Exercise prompt: The records should be repeated word for word, pictures excluded.

Records for the task:
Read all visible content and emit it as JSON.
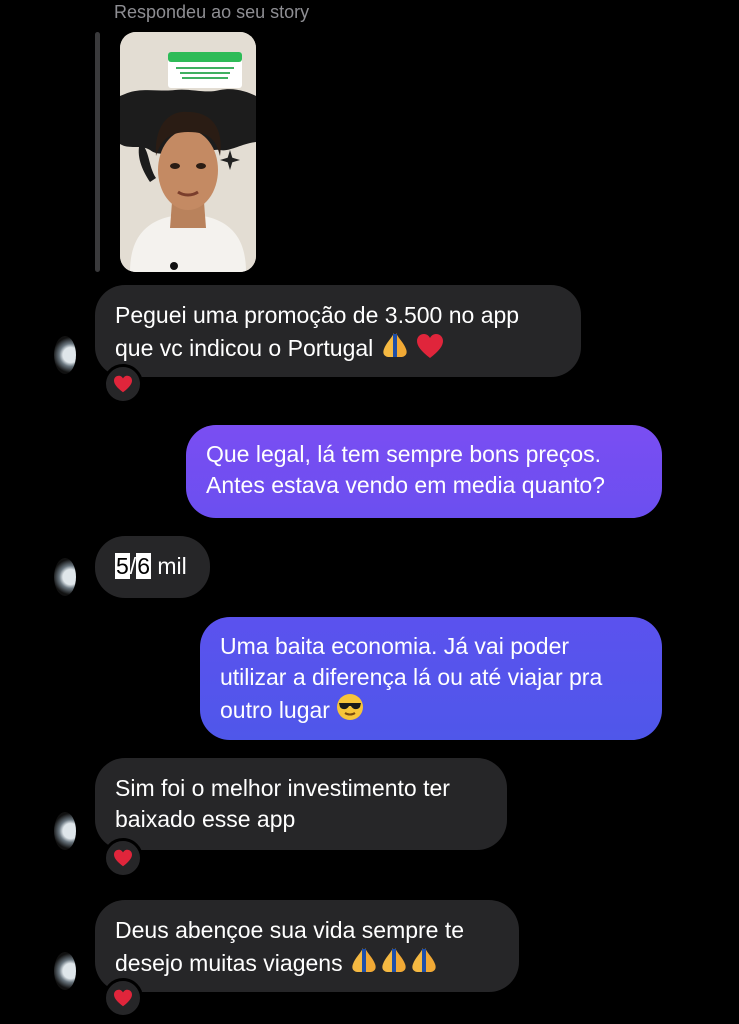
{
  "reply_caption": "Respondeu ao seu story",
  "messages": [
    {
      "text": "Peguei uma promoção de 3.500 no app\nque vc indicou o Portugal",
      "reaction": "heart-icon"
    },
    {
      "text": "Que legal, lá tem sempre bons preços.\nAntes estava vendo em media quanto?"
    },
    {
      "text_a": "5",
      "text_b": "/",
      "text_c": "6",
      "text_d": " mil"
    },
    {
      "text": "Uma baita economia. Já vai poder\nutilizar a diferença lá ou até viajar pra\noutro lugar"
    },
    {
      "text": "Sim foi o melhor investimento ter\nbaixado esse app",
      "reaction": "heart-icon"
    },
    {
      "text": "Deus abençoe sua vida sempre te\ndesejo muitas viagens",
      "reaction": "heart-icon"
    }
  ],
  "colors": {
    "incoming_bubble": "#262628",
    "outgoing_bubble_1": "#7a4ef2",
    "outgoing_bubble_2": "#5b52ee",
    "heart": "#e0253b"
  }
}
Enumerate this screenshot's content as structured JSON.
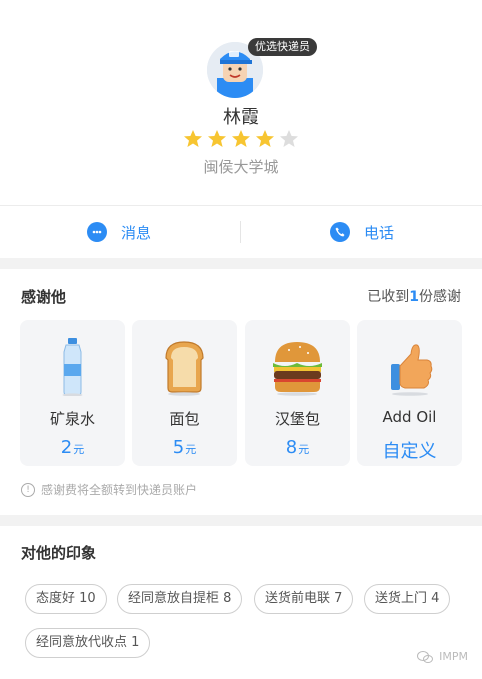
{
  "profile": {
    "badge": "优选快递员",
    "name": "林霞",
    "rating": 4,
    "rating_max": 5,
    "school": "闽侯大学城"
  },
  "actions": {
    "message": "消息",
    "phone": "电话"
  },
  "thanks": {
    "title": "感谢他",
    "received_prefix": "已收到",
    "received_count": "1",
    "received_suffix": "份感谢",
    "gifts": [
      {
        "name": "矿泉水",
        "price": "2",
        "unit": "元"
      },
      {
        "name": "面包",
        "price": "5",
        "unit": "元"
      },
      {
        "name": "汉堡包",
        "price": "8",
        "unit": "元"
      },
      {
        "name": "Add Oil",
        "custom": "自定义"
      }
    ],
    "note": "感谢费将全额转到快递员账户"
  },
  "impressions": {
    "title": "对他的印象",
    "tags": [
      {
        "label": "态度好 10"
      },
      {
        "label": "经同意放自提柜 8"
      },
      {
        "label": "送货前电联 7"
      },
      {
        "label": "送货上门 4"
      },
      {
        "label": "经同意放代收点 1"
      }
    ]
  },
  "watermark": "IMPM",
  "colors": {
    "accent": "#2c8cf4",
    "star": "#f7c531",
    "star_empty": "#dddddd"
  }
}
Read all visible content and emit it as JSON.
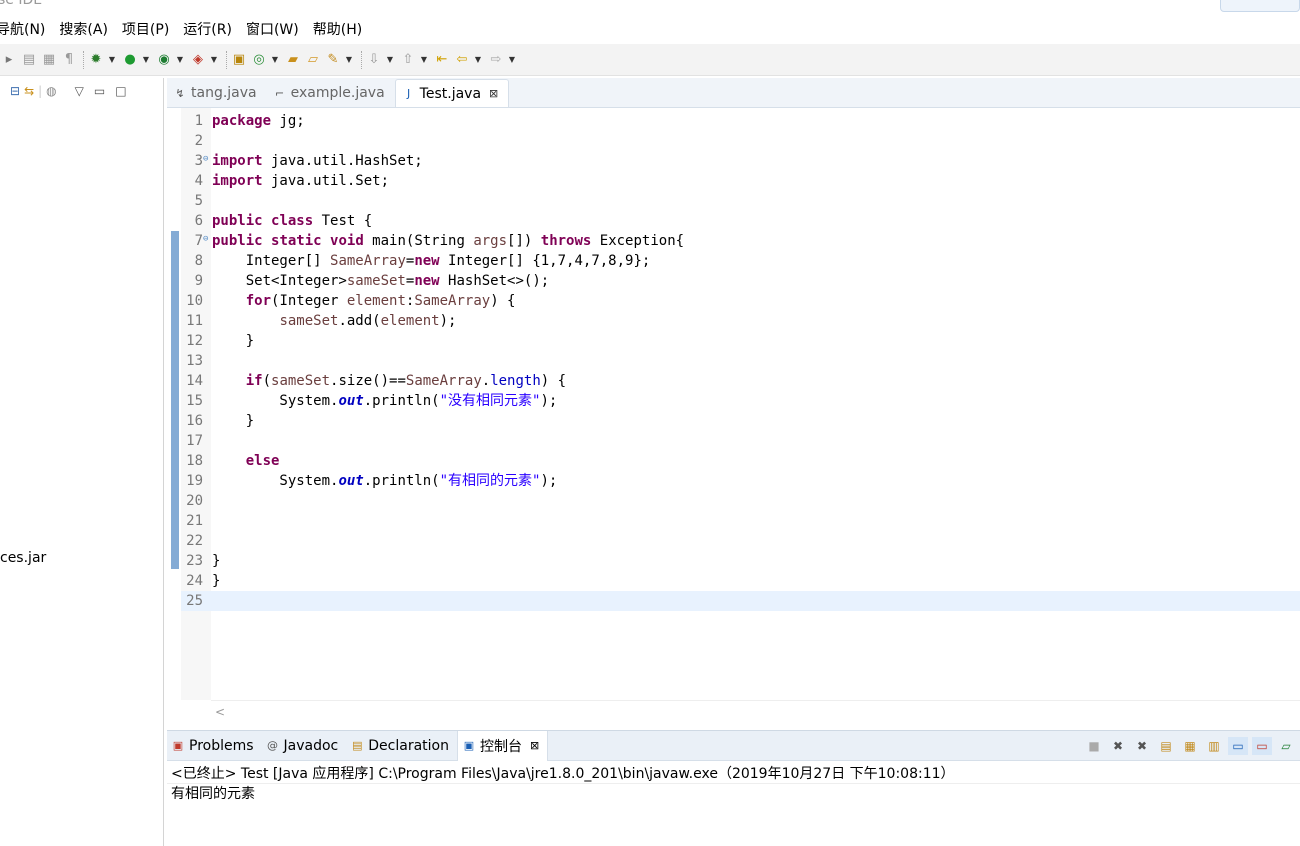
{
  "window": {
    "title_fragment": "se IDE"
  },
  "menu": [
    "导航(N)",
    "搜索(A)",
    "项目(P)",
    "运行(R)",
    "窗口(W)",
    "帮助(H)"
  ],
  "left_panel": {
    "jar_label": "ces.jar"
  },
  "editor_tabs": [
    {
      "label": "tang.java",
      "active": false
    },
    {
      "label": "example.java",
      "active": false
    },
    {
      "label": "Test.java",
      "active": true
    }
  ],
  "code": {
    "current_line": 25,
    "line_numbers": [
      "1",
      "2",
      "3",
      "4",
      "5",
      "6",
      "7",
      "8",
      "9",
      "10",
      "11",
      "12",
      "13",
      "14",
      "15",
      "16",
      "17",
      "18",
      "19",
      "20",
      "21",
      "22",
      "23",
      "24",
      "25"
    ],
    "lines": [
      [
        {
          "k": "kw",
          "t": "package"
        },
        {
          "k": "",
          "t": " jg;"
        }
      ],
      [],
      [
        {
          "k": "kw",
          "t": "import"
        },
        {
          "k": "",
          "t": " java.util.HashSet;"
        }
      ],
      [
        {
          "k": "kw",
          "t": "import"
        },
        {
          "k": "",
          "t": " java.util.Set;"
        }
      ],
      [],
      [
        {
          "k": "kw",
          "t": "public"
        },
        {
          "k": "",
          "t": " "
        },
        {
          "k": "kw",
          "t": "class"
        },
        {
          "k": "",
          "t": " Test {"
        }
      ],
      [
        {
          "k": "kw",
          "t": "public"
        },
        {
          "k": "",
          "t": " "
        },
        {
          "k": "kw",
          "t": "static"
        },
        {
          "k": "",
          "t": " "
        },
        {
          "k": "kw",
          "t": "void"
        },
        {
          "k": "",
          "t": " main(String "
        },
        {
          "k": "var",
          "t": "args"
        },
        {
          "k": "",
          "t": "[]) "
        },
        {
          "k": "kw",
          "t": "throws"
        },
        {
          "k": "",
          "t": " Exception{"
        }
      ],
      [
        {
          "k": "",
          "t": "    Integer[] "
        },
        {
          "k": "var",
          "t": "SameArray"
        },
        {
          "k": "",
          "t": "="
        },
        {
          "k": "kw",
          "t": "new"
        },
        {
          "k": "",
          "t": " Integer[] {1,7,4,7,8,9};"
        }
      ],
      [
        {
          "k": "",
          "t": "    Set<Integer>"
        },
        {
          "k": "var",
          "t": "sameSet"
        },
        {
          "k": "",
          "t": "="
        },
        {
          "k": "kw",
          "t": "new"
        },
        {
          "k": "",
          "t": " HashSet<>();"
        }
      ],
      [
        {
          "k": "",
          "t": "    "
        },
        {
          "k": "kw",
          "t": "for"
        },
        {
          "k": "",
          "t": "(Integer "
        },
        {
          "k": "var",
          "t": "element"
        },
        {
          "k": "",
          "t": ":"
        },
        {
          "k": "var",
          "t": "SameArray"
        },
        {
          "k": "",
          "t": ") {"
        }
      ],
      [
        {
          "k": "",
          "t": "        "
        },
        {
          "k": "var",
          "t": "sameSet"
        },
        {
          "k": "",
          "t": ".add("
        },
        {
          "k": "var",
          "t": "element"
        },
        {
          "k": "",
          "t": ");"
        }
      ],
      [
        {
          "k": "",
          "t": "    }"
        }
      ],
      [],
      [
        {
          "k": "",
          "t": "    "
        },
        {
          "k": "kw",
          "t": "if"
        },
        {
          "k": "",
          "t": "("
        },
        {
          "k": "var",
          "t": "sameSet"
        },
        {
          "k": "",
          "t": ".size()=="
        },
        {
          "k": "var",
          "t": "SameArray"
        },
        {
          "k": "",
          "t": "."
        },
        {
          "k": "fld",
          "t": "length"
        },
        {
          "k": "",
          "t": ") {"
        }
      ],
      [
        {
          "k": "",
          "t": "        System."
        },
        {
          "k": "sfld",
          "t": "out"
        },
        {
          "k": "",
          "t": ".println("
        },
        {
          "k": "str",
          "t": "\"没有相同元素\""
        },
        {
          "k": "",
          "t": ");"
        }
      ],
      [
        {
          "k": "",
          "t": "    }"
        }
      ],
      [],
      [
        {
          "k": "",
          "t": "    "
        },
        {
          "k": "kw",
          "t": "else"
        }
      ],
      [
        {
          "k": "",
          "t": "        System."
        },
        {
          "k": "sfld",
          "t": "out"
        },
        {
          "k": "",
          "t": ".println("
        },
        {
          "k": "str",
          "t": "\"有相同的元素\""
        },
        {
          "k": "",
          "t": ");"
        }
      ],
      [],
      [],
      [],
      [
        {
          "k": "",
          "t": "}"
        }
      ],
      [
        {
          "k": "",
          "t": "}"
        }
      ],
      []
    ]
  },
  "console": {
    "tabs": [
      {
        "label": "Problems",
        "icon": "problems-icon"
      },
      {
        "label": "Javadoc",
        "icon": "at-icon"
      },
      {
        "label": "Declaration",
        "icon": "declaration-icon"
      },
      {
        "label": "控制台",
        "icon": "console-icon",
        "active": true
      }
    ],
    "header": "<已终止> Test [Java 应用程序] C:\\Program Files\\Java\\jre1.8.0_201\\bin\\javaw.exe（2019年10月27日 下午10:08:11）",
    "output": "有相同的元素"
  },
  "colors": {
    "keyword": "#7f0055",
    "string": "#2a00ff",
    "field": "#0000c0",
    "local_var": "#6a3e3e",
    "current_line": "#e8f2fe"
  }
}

Output for this task:
Read all visible content and emit it as JSON.
{
  "reply_caption": "Respondeu ao seu story",
  "messages": [
    {
      "text": "Peguei uma promoção de 3.500 no app\nque vc indicou o Portugal",
      "reaction": "heart-icon"
    },
    {
      "text": "Que legal, lá tem sempre bons preços.\nAntes estava vendo em media quanto?"
    },
    {
      "text_a": "5",
      "text_b": "/",
      "text_c": "6",
      "text_d": " mil"
    },
    {
      "text": "Uma baita economia. Já vai poder\nutilizar a diferença lá ou até viajar pra\noutro lugar"
    },
    {
      "text": "Sim foi o melhor investimento ter\nbaixado esse app",
      "reaction": "heart-icon"
    },
    {
      "text": "Deus abençoe sua vida sempre te\ndesejo muitas viagens",
      "reaction": "heart-icon"
    }
  ],
  "colors": {
    "incoming_bubble": "#262628",
    "outgoing_bubble_1": "#7a4ef2",
    "outgoing_bubble_2": "#5b52ee",
    "heart": "#e0253b"
  }
}
Enumerate this screenshot's content as structured JSON.
{
  "profile": {
    "badge": "优选快递员",
    "name": "林霞",
    "rating": 4,
    "rating_max": 5,
    "school": "闽侯大学城"
  },
  "actions": {
    "message": "消息",
    "phone": "电话"
  },
  "thanks": {
    "title": "感谢他",
    "received_prefix": "已收到",
    "received_count": "1",
    "received_suffix": "份感谢",
    "gifts": [
      {
        "name": "矿泉水",
        "price": "2",
        "unit": "元"
      },
      {
        "name": "面包",
        "price": "5",
        "unit": "元"
      },
      {
        "name": "汉堡包",
        "price": "8",
        "unit": "元"
      },
      {
        "name": "Add Oil",
        "custom": "自定义"
      }
    ],
    "note": "感谢费将全额转到快递员账户"
  },
  "impressions": {
    "title": "对他的印象",
    "tags": [
      {
        "label": "态度好 10"
      },
      {
        "label": "经同意放自提柜 8"
      },
      {
        "label": "送货前电联 7"
      },
      {
        "label": "送货上门 4"
      },
      {
        "label": "经同意放代收点 1"
      }
    ]
  },
  "watermark": "IMPM",
  "colors": {
    "accent": "#2c8cf4",
    "star": "#f7c531",
    "star_empty": "#dddddd"
  }
}
Read all visible content and emit it as JSON.
{
  "window": {
    "title_fragment": "se IDE"
  },
  "menu": [
    "导航(N)",
    "搜索(A)",
    "项目(P)",
    "运行(R)",
    "窗口(W)",
    "帮助(H)"
  ],
  "left_panel": {
    "jar_label": "ces.jar"
  },
  "editor_tabs": [
    {
      "label": "tang.java",
      "active": false
    },
    {
      "label": "example.java",
      "active": false
    },
    {
      "label": "Test.java",
      "active": true
    }
  ],
  "code": {
    "current_line": 25,
    "line_numbers": [
      "1",
      "2",
      "3",
      "4",
      "5",
      "6",
      "7",
      "8",
      "9",
      "10",
      "11",
      "12",
      "13",
      "14",
      "15",
      "16",
      "17",
      "18",
      "19",
      "20",
      "21",
      "22",
      "23",
      "24",
      "25"
    ],
    "lines": [
      [
        {
          "k": "kw",
          "t": "package"
        },
        {
          "k": "",
          "t": " jg;"
        }
      ],
      [],
      [
        {
          "k": "kw",
          "t": "import"
        },
        {
          "k": "",
          "t": " java.util.HashSet;"
        }
      ],
      [
        {
          "k": "kw",
          "t": "import"
        },
        {
          "k": "",
          "t": " java.util.Set;"
        }
      ],
      [],
      [
        {
          "k": "kw",
          "t": "public"
        },
        {
          "k": "",
          "t": " "
        },
        {
          "k": "kw",
          "t": "class"
        },
        {
          "k": "",
          "t": " Test {"
        }
      ],
      [
        {
          "k": "kw",
          "t": "public"
        },
        {
          "k": "",
          "t": " "
        },
        {
          "k": "kw",
          "t": "static"
        },
        {
          "k": "",
          "t": " "
        },
        {
          "k": "kw",
          "t": "void"
        },
        {
          "k": "",
          "t": " main(String "
        },
        {
          "k": "var",
          "t": "args"
        },
        {
          "k": "",
          "t": "[]) "
        },
        {
          "k": "kw",
          "t": "throws"
        },
        {
          "k": "",
          "t": " Exception{"
        }
      ],
      [
        {
          "k": "",
          "t": "    Integer[] "
        },
        {
          "k": "var",
          "t": "SameArray"
        },
        {
          "k": "",
          "t": "="
        },
        {
          "k": "kw",
          "t": "new"
        },
        {
          "k": "",
          "t": " Integer[] {1,7,4,7,8,9};"
        }
      ],
      [
        {
          "k": "",
          "t": "    Set<Integer>"
        },
        {
          "k": "var",
          "t": "sameSet"
        },
        {
          "k": "",
          "t": "="
        },
        {
          "k": "kw",
          "t": "new"
        },
        {
          "k": "",
          "t": " HashSet<>();"
        }
      ],
      [
        {
          "k": "",
          "t": "    "
        },
        {
          "k": "kw",
          "t": "for"
        },
        {
          "k": "",
          "t": "(Integer "
        },
        {
          "k": "var",
          "t": "element"
        },
        {
          "k": "",
          "t": ":"
        },
        {
          "k": "var",
          "t": "SameArray"
        },
        {
          "k": "",
          "t": ") {"
        }
      ],
      [
        {
          "k": "",
          "t": "        "
        },
        {
          "k": "var",
          "t": "sameSet"
        },
        {
          "k": "",
          "t": ".add("
        },
        {
          "k": "var",
          "t": "element"
        },
        {
          "k": "",
          "t": ");"
        }
      ],
      [
        {
          "k": "",
          "t": "    }"
        }
      ],
      [],
      [
        {
          "k": "",
          "t": "    "
        },
        {
          "k": "kw",
          "t": "if"
        },
        {
          "k": "",
          "t": "("
        },
        {
          "k": "var",
          "t": "sameSet"
        },
        {
          "k": "",
          "t": ".size()=="
        },
        {
          "k": "var",
          "t": "SameArray"
        },
        {
          "k": "",
          "t": "."
        },
        {
          "k": "fld",
          "t": "length"
        },
        {
          "k": "",
          "t": ") {"
        }
      ],
      [
        {
          "k": "",
          "t": "        System."
        },
        {
          "k": "sfld",
          "t": "out"
        },
        {
          "k": "",
          "t": ".println("
        },
        {
          "k": "str",
          "t": "\"没有相同元素\""
        },
        {
          "k": "",
          "t": ");"
        }
      ],
      [
        {
          "k": "",
          "t": "    }"
        }
      ],
      [],
      [
        {
          "k": "",
          "t": "    "
        },
        {
          "k": "kw",
          "t": "else"
        }
      ],
      [
        {
          "k": "",
          "t": "        System."
        },
        {
          "k": "sfld",
          "t": "out"
        },
        {
          "k": "",
          "t": ".println("
        },
        {
          "k": "str",
          "t": "\"有相同的元素\""
        },
        {
          "k": "",
          "t": ");"
        }
      ],
      [],
      [],
      [],
      [
        {
          "k": "",
          "t": "}"
        }
      ],
      [
        {
          "k": "",
          "t": "}"
        }
      ],
      []
    ]
  },
  "console": {
    "tabs": [
      {
        "label": "Problems",
        "icon": "problems-icon"
      },
      {
        "label": "Javadoc",
        "icon": "at-icon"
      },
      {
        "label": "Declaration",
        "icon": "declaration-icon"
      },
      {
        "label": "控制台",
        "icon": "console-icon",
        "active": true
      }
    ],
    "header": "<已终止> Test [Java 应用程序] C:\\Program Files\\Java\\jre1.8.0_201\\bin\\javaw.exe（2019年10月27日 下午10:08:11）",
    "output": "有相同的元素"
  },
  "colors": {
    "keyword": "#7f0055",
    "string": "#2a00ff",
    "field": "#0000c0",
    "local_var": "#6a3e3e",
    "current_line": "#e8f2fe"
  }
}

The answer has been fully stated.